:: Data rows ::
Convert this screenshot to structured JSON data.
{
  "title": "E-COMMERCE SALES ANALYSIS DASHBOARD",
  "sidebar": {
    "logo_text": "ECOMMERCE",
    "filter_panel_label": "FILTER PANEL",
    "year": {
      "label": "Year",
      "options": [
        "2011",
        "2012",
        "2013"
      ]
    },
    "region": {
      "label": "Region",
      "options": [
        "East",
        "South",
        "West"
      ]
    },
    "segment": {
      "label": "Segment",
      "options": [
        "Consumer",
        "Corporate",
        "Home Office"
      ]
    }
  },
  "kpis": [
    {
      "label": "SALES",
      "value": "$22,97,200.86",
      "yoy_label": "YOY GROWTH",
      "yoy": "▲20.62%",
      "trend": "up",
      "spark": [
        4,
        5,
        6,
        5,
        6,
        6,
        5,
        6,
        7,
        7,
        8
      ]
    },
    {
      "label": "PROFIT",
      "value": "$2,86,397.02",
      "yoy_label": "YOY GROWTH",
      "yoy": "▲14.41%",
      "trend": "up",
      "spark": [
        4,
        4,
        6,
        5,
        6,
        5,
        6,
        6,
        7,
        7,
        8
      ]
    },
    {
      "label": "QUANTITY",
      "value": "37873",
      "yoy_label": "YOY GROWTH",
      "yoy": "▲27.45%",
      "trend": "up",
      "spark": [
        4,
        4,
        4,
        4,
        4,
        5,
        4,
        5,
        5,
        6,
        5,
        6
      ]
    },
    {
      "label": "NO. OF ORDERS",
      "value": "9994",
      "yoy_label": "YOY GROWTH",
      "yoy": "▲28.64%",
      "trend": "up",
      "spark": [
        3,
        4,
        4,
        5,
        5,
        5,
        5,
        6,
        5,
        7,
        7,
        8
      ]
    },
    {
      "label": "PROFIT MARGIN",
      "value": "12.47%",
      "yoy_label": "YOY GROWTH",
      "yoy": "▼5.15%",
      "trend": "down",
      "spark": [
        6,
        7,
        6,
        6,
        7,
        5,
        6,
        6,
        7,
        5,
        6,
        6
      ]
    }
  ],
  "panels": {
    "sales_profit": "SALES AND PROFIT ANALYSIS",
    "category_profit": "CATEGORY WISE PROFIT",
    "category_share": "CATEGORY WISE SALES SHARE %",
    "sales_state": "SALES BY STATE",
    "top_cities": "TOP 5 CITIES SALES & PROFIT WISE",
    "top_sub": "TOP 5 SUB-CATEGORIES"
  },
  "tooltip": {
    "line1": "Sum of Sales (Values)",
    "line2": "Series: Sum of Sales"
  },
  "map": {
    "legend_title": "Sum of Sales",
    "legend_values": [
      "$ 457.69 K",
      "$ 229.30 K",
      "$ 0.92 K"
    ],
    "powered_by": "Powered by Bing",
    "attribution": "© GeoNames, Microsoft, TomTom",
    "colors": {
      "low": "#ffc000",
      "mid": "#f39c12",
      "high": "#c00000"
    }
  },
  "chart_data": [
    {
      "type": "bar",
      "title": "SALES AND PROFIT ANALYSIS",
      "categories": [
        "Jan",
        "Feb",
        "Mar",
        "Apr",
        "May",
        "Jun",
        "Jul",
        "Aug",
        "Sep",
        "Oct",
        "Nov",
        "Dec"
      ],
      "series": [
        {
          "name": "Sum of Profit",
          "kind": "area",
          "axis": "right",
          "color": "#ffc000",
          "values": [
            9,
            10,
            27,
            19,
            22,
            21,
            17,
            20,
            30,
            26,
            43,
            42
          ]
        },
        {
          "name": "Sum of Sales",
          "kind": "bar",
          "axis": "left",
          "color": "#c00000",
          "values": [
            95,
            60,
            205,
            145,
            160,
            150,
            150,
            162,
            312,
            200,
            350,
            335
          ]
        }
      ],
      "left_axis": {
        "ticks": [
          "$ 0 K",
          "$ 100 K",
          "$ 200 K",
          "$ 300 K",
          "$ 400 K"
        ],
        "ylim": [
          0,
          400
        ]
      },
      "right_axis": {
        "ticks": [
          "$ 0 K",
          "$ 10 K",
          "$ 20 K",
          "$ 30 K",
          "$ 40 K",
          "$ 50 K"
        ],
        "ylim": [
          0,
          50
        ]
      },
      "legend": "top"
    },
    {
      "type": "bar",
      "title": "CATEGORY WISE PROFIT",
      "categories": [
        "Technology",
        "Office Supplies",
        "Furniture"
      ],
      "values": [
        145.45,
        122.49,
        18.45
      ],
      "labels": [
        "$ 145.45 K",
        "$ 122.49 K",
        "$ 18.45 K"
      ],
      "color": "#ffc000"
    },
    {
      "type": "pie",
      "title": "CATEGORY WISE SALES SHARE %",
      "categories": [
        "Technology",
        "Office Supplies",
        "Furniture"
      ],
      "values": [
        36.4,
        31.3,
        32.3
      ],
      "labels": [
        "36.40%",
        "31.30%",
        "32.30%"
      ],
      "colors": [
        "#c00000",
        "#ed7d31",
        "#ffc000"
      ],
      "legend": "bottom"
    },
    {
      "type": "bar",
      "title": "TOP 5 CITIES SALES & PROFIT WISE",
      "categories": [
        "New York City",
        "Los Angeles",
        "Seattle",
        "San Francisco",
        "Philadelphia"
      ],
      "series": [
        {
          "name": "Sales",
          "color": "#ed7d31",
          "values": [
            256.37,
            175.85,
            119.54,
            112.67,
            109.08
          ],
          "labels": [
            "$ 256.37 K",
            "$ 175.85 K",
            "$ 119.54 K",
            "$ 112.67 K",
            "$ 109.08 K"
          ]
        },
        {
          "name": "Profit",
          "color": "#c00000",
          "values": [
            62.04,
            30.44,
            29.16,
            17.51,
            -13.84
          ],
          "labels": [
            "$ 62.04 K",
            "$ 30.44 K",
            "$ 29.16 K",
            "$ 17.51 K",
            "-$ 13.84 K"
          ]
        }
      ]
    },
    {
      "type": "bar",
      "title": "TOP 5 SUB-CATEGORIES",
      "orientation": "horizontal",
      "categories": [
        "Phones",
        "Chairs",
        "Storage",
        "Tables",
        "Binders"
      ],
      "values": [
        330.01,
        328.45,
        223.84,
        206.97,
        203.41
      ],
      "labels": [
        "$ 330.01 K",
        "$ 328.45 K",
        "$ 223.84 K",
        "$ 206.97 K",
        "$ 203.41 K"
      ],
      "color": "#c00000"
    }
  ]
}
:::
Print the records above in full, exactly.

Convert this screenshot to structured JSON data.
{
  "title": "E-COMMERCE SALES ANALYSIS DASHBOARD",
  "sidebar": {
    "logo_text": "ECOMMERCE",
    "filter_panel_label": "FILTER PANEL",
    "year": {
      "label": "Year",
      "options": [
        "2011",
        "2012",
        "2013"
      ]
    },
    "region": {
      "label": "Region",
      "options": [
        "East",
        "South",
        "West"
      ]
    },
    "segment": {
      "label": "Segment",
      "options": [
        "Consumer",
        "Corporate",
        "Home Office"
      ]
    }
  },
  "kpis": [
    {
      "label": "SALES",
      "value": "$22,97,200.86",
      "yoy_label": "YOY GROWTH",
      "yoy": "▲20.62%",
      "trend": "up",
      "spark": [
        4,
        5,
        6,
        5,
        6,
        6,
        5,
        6,
        7,
        7,
        8
      ]
    },
    {
      "label": "PROFIT",
      "value": "$2,86,397.02",
      "yoy_label": "YOY GROWTH",
      "yoy": "▲14.41%",
      "trend": "up",
      "spark": [
        4,
        4,
        6,
        5,
        6,
        5,
        6,
        6,
        7,
        7,
        8
      ]
    },
    {
      "label": "QUANTITY",
      "value": "37873",
      "yoy_label": "YOY GROWTH",
      "yoy": "▲27.45%",
      "trend": "up",
      "spark": [
        4,
        4,
        4,
        4,
        4,
        5,
        4,
        5,
        5,
        6,
        5,
        6
      ]
    },
    {
      "label": "NO. OF ORDERS",
      "value": "9994",
      "yoy_label": "YOY GROWTH",
      "yoy": "▲28.64%",
      "trend": "up",
      "spark": [
        3,
        4,
        4,
        5,
        5,
        5,
        5,
        6,
        5,
        7,
        7,
        8
      ]
    },
    {
      "label": "PROFIT MARGIN",
      "value": "12.47%",
      "yoy_label": "YOY GROWTH",
      "yoy": "▼5.15%",
      "trend": "down",
      "spark": [
        6,
        7,
        6,
        6,
        7,
        5,
        6,
        6,
        7,
        5,
        6,
        6
      ]
    }
  ],
  "panels": {
    "sales_profit": "SALES AND PROFIT ANALYSIS",
    "category_profit": "CATEGORY WISE PROFIT",
    "category_share": "CATEGORY WISE SALES SHARE %",
    "sales_state": "SALES BY STATE",
    "top_cities": "TOP 5 CITIES SALES & PROFIT WISE",
    "top_sub": "TOP 5 SUB-CATEGORIES"
  },
  "tooltip": {
    "line1": "Sum of Sales (Values)",
    "line2": "Series: Sum of Sales"
  },
  "map": {
    "legend_title": "Sum of Sales",
    "legend_values": [
      "$ 457.69 K",
      "$ 229.30 K",
      "$ 0.92 K"
    ],
    "powered_by": "Powered by Bing",
    "attribution": "© GeoNames, Microsoft, TomTom",
    "colors": {
      "low": "#ffc000",
      "mid": "#f39c12",
      "high": "#c00000"
    }
  },
  "chart_data": [
    {
      "type": "bar",
      "title": "SALES AND PROFIT ANALYSIS",
      "categories": [
        "Jan",
        "Feb",
        "Mar",
        "Apr",
        "May",
        "Jun",
        "Jul",
        "Aug",
        "Sep",
        "Oct",
        "Nov",
        "Dec"
      ],
      "series": [
        {
          "name": "Sum of Profit",
          "kind": "area",
          "axis": "right",
          "color": "#ffc000",
          "values": [
            9,
            10,
            27,
            19,
            22,
            21,
            17,
            20,
            30,
            26,
            43,
            42
          ]
        },
        {
          "name": "Sum of Sales",
          "kind": "bar",
          "axis": "left",
          "color": "#c00000",
          "values": [
            95,
            60,
            205,
            145,
            160,
            150,
            150,
            162,
            312,
            200,
            350,
            335
          ]
        }
      ],
      "left_axis": {
        "ticks": [
          "$ 0 K",
          "$ 100 K",
          "$ 200 K",
          "$ 300 K",
          "$ 400 K"
        ],
        "ylim": [
          0,
          400
        ]
      },
      "right_axis": {
        "ticks": [
          "$ 0 K",
          "$ 10 K",
          "$ 20 K",
          "$ 30 K",
          "$ 40 K",
          "$ 50 K"
        ],
        "ylim": [
          0,
          50
        ]
      },
      "legend": "top"
    },
    {
      "type": "bar",
      "title": "CATEGORY WISE PROFIT",
      "categories": [
        "Technology",
        "Office Supplies",
        "Furniture"
      ],
      "values": [
        145.45,
        122.49,
        18.45
      ],
      "labels": [
        "$ 145.45 K",
        "$ 122.49 K",
        "$ 18.45 K"
      ],
      "color": "#ffc000"
    },
    {
      "type": "pie",
      "title": "CATEGORY WISE SALES SHARE %",
      "categories": [
        "Technology",
        "Office Supplies",
        "Furniture"
      ],
      "values": [
        36.4,
        31.3,
        32.3
      ],
      "labels": [
        "36.40%",
        "31.30%",
        "32.30%"
      ],
      "colors": [
        "#c00000",
        "#ed7d31",
        "#ffc000"
      ],
      "legend": "bottom"
    },
    {
      "type": "bar",
      "title": "TOP 5 CITIES SALES & PROFIT WISE",
      "categories": [
        "New York City",
        "Los Angeles",
        "Seattle",
        "San Francisco",
        "Philadelphia"
      ],
      "series": [
        {
          "name": "Sales",
          "color": "#ed7d31",
          "values": [
            256.37,
            175.85,
            119.54,
            112.67,
            109.08
          ],
          "labels": [
            "$ 256.37 K",
            "$ 175.85 K",
            "$ 119.54 K",
            "$ 112.67 K",
            "$ 109.08 K"
          ]
        },
        {
          "name": "Profit",
          "color": "#c00000",
          "values": [
            62.04,
            30.44,
            29.16,
            17.51,
            -13.84
          ],
          "labels": [
            "$ 62.04 K",
            "$ 30.44 K",
            "$ 29.16 K",
            "$ 17.51 K",
            "-$ 13.84 K"
          ]
        }
      ]
    },
    {
      "type": "bar",
      "title": "TOP 5 SUB-CATEGORIES",
      "orientation": "horizontal",
      "categories": [
        "Phones",
        "Chairs",
        "Storage",
        "Tables",
        "Binders"
      ],
      "values": [
        330.01,
        328.45,
        223.84,
        206.97,
        203.41
      ],
      "labels": [
        "$ 330.01 K",
        "$ 328.45 K",
        "$ 223.84 K",
        "$ 206.97 K",
        "$ 203.41 K"
      ],
      "color": "#c00000"
    }
  ]
}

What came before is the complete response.